Entries →
_ _ _ _ _

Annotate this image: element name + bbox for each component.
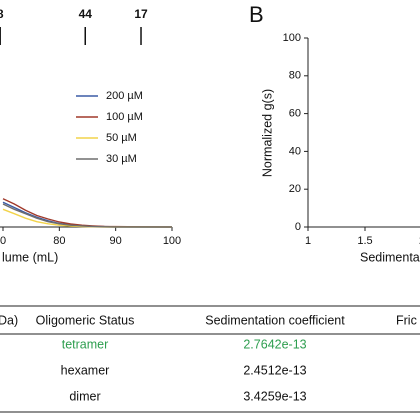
table-header: Fric	[396, 313, 417, 327]
y-tick-label: 100	[283, 32, 301, 44]
x-tick-label: 80	[53, 235, 65, 247]
table: Da) Oligomeric Status Sedimentation coeffi…	[0, 305, 420, 413]
coefficient-cell: 2.7642e-13	[243, 337, 306, 351]
panel-a: 0 80 90 100 lume (mL) 8 44 17 200 µM 100 µM 50 µM 3…	[0, 7, 181, 264]
legend-label: 200 µM	[106, 90, 143, 102]
x-tick-label: 1.5	[357, 235, 372, 247]
y-tick-label: 40	[289, 145, 301, 157]
table-header: Oligomeric Status	[36, 313, 135, 327]
y-tick-label: 80	[289, 70, 301, 82]
table-header: Sedimentation coefficient	[205, 313, 345, 327]
x-axis-label: Sedimenta	[360, 250, 420, 264]
series-line	[2, 198, 173, 228]
x-tick-label: 0	[0, 235, 6, 247]
marker-label: 44	[79, 7, 93, 21]
y-axis-label: Normalized g(s)	[260, 89, 274, 177]
x-tick-label: 2	[419, 235, 420, 247]
legend-label: 30 µM	[106, 153, 137, 165]
y-tick-label: 60	[289, 108, 301, 120]
legend-label: 100 µM	[106, 111, 143, 123]
panel-b: B 0 20 40 60 80 100 1 1.5 2 Normalized g(s) Sedimen…	[249, 2, 420, 264]
y-tick-label: 20	[289, 183, 301, 195]
marker-label: 8	[0, 7, 4, 21]
plot-lines	[2, 198, 173, 228]
coefficient-cell: 3.4259e-13	[243, 389, 306, 403]
x-tick-label: 90	[110, 235, 122, 247]
legend-label: 50 µM	[106, 132, 137, 144]
status-cell: dimer	[69, 389, 100, 403]
panel-label: B	[249, 2, 264, 27]
marker-label: 17	[134, 7, 148, 21]
coefficient-cell: 2.4512e-13	[243, 363, 306, 377]
status-cell: tetramer	[62, 337, 109, 351]
status-cell: hexamer	[61, 363, 110, 377]
x-axis-label: lume (mL)	[2, 250, 58, 264]
series-line	[2, 203, 172, 228]
x-tick-label: 100	[163, 235, 181, 247]
table-header: Da)	[0, 313, 18, 327]
x-tick-label: 1	[305, 235, 311, 247]
y-tick-label: 0	[295, 221, 301, 233]
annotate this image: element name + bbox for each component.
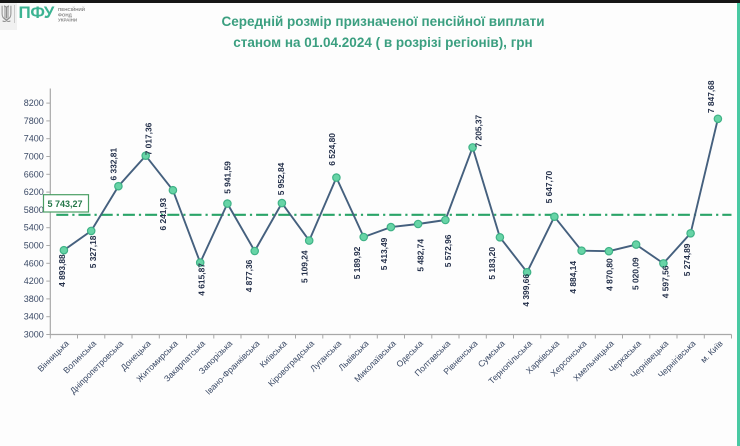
- svg-text:8200: 8200: [24, 98, 44, 108]
- svg-text:6 241,93: 6 241,93: [158, 198, 168, 231]
- svg-text:4200: 4200: [24, 276, 44, 286]
- svg-text:4 615,87: 4 615,87: [196, 263, 206, 296]
- svg-text:5 647,70: 5 647,70: [544, 170, 554, 203]
- svg-text:4 893,88: 4 893,88: [57, 254, 67, 287]
- svg-text:5 482,74: 5 482,74: [416, 239, 426, 272]
- svg-text:4 399,66: 4 399,66: [521, 274, 531, 307]
- svg-text:5 572,96: 5 572,96: [443, 234, 453, 267]
- svg-text:6 524,80: 6 524,80: [327, 133, 337, 166]
- svg-text:7 847,68: 7 847,68: [706, 80, 716, 113]
- svg-text:3800: 3800: [24, 294, 44, 304]
- svg-text:3000: 3000: [24, 330, 44, 340]
- svg-text:3400: 3400: [24, 312, 44, 322]
- svg-text:5800: 5800: [24, 205, 44, 215]
- svg-text:7000: 7000: [24, 152, 44, 162]
- svg-text:4 597,56: 4 597,56: [661, 265, 671, 298]
- svg-text:5 020,09: 5 020,09: [631, 257, 641, 290]
- svg-text:6 332,81: 6 332,81: [108, 148, 118, 181]
- svg-text:4 884,14: 4 884,14: [568, 261, 578, 294]
- svg-text:5 941,59: 5 941,59: [222, 161, 232, 194]
- svg-text:м. Київ: м. Київ: [698, 338, 725, 365]
- svg-text:5400: 5400: [24, 223, 44, 233]
- svg-text:5 952,84: 5 952,84: [276, 162, 286, 195]
- svg-text:5 413,49: 5 413,49: [379, 237, 389, 270]
- svg-text:4 870,80: 4 870,80: [605, 258, 615, 291]
- svg-text:5 327,18: 5 327,18: [88, 235, 98, 268]
- svg-text:7800: 7800: [24, 116, 44, 126]
- svg-text:6200: 6200: [24, 187, 44, 197]
- svg-text:4600: 4600: [24, 258, 44, 268]
- svg-text:5000: 5000: [24, 241, 44, 251]
- svg-text:5 109,24: 5 109,24: [300, 250, 310, 283]
- svg-text:5 189,92: 5 189,92: [352, 246, 362, 279]
- svg-text:7 205,37: 7 205,37: [474, 114, 484, 147]
- svg-text:5 743,27: 5 743,27: [48, 199, 83, 209]
- svg-text:7 017,36: 7 017,36: [144, 122, 154, 155]
- svg-text:5 274,89: 5 274,89: [682, 243, 692, 276]
- svg-text:6600: 6600: [24, 169, 44, 179]
- svg-text:5 183,20: 5 183,20: [487, 247, 497, 280]
- svg-text:4 877,36: 4 877,36: [244, 259, 254, 292]
- svg-text:7400: 7400: [24, 134, 44, 144]
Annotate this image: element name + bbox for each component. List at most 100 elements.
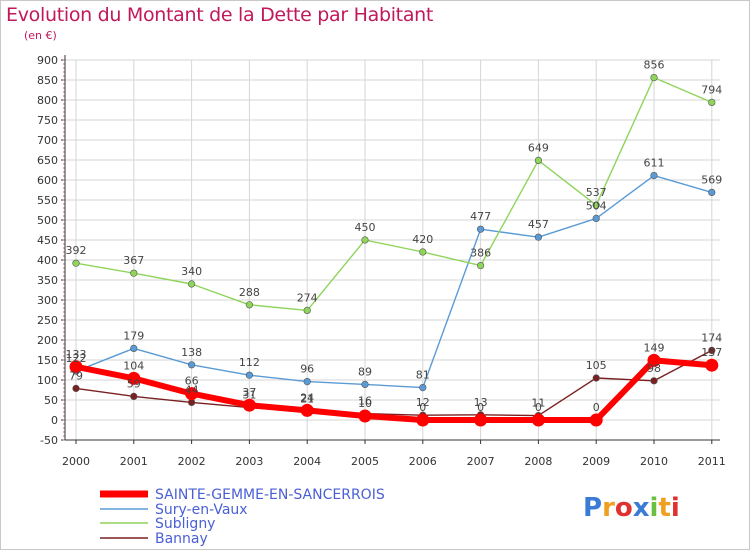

_ _ _ _ _

Directions for this task →
Retype every line of the listing above exactly, leaving out the pictures.

Expected answer →
Annotate this image: element name + bbox for each component.
table-header: Fric	[396, 313, 417, 327]
y-tick-label: 100	[283, 32, 301, 44]
x-tick-label: 80	[53, 235, 65, 247]
table: Da) Oligomeric Status Sedimentation coeffi…	[0, 305, 420, 413]
coefficient-cell: 2.7642e-13	[243, 337, 306, 351]
panel-a: 0 80 90 100 lume (mL) 8 44 17 200 µM 100 µM 50 µM 3…	[0, 7, 181, 264]
legend-label: 200 µM	[106, 90, 143, 102]
x-tick-label: 1.5	[357, 235, 372, 247]
y-tick-label: 40	[289, 145, 301, 157]
table-header: Oligomeric Status	[36, 313, 135, 327]
y-tick-label: 80	[289, 70, 301, 82]
table-header: Sedimentation coefficient	[205, 313, 345, 327]
x-axis-label: Sedimenta	[360, 250, 420, 264]
series-line	[2, 198, 173, 228]
x-tick-label: 0	[0, 235, 6, 247]
marker-label: 44	[79, 7, 93, 21]
y-axis-label: Normalized g(s)	[260, 89, 274, 177]
x-tick-label: 2	[419, 235, 420, 247]
legend-label: 30 µM	[106, 153, 137, 165]
y-tick-label: 60	[289, 108, 301, 120]
legend-label: 100 µM	[106, 111, 143, 123]
panel-b: B 0 20 40 60 80 100 1 1.5 2 Normalized g(s) Sedimen…	[249, 2, 420, 264]
y-tick-label: 20	[289, 183, 301, 195]
marker-label: 8	[0, 7, 4, 21]
plot-lines	[2, 198, 173, 228]
coefficient-cell: 3.4259e-13	[243, 389, 306, 403]
x-tick-label: 90	[110, 235, 122, 247]
legend-label: 50 µM	[106, 132, 137, 144]
status-cell: dimer	[69, 389, 100, 403]
panel-label: B	[249, 2, 264, 27]
marker-label: 17	[134, 7, 148, 21]
coefficient-cell: 2.4512e-13	[243, 363, 306, 377]
status-cell: tetramer	[62, 337, 109, 351]
status-cell: hexamer	[61, 363, 110, 377]
x-axis-label: lume (mL)	[2, 250, 58, 264]
series-line	[2, 203, 172, 228]
x-tick-label: 100	[163, 235, 181, 247]
table-header: Da)	[0, 313, 18, 327]
x-tick-label: 1	[305, 235, 311, 247]
y-tick-label: 0	[295, 221, 301, 233]
annotate this image: element name + bbox for each component.
- svg-text:8200: 8200: [24, 98, 44, 108]
- svg-text:6 241,93: 6 241,93: [158, 198, 168, 231]
- svg-text:4200: 4200: [24, 276, 44, 286]
- svg-text:4 615,87: 4 615,87: [196, 263, 206, 296]
- svg-text:5 647,70: 5 647,70: [544, 170, 554, 203]
- svg-text:4 893,88: 4 893,88: [57, 254, 67, 287]
- svg-text:5 482,74: 5 482,74: [416, 239, 426, 272]
- svg-text:4 399,66: 4 399,66: [521, 274, 531, 307]
- svg-text:5 572,96: 5 572,96: [443, 234, 453, 267]
- svg-text:6 524,80: 6 524,80: [327, 133, 337, 166]
- svg-text:7 847,68: 7 847,68: [706, 80, 716, 113]
- svg-text:3800: 3800: [24, 294, 44, 304]
- svg-text:3000: 3000: [24, 330, 44, 340]
- svg-text:3400: 3400: [24, 312, 44, 322]
- svg-text:5800: 5800: [24, 205, 44, 215]
- svg-text:7000: 7000: [24, 152, 44, 162]
- svg-text:4 597,56: 4 597,56: [661, 265, 671, 298]
- svg-text:5 020,09: 5 020,09: [631, 257, 641, 290]
- svg-text:6 332,81: 6 332,81: [108, 148, 118, 181]
- svg-text:4 884,14: 4 884,14: [568, 261, 578, 294]
- svg-text:5 941,59: 5 941,59: [222, 161, 232, 194]
- svg-text:м. Київ: м. Київ: [698, 338, 725, 365]
- svg-text:5400: 5400: [24, 223, 44, 233]
- svg-text:5 952,84: 5 952,84: [276, 162, 286, 195]
- svg-text:5 413,49: 5 413,49: [379, 237, 389, 270]
- svg-text:4 870,80: 4 870,80: [605, 258, 615, 291]
- svg-text:5 327,18: 5 327,18: [88, 235, 98, 268]
- svg-text:7800: 7800: [24, 116, 44, 126]
- svg-text:6200: 6200: [24, 187, 44, 197]
- svg-text:4600: 4600: [24, 258, 44, 268]
- svg-text:5000: 5000: [24, 241, 44, 251]
- svg-text:5 109,24: 5 109,24: [300, 250, 310, 283]
- svg-text:5 189,92: 5 189,92: [352, 246, 362, 279]
- svg-text:7 205,37: 7 205,37: [474, 114, 484, 147]
- svg-text:5 743,27: 5 743,27: [48, 199, 83, 209]
- svg-text:7 017,36: 7 017,36: [144, 122, 154, 155]
- svg-text:5 274,89: 5 274,89: [682, 243, 692, 276]
- svg-text:6600: 6600: [24, 169, 44, 179]
- svg-text:5 183,20: 5 183,20: [487, 247, 497, 280]
- svg-text:4 877,36: 4 877,36: [244, 259, 254, 292]
- svg-text:7400: 7400: [24, 134, 44, 144]
Annotate this image: element name + bbox for each component. List at most 100 elements.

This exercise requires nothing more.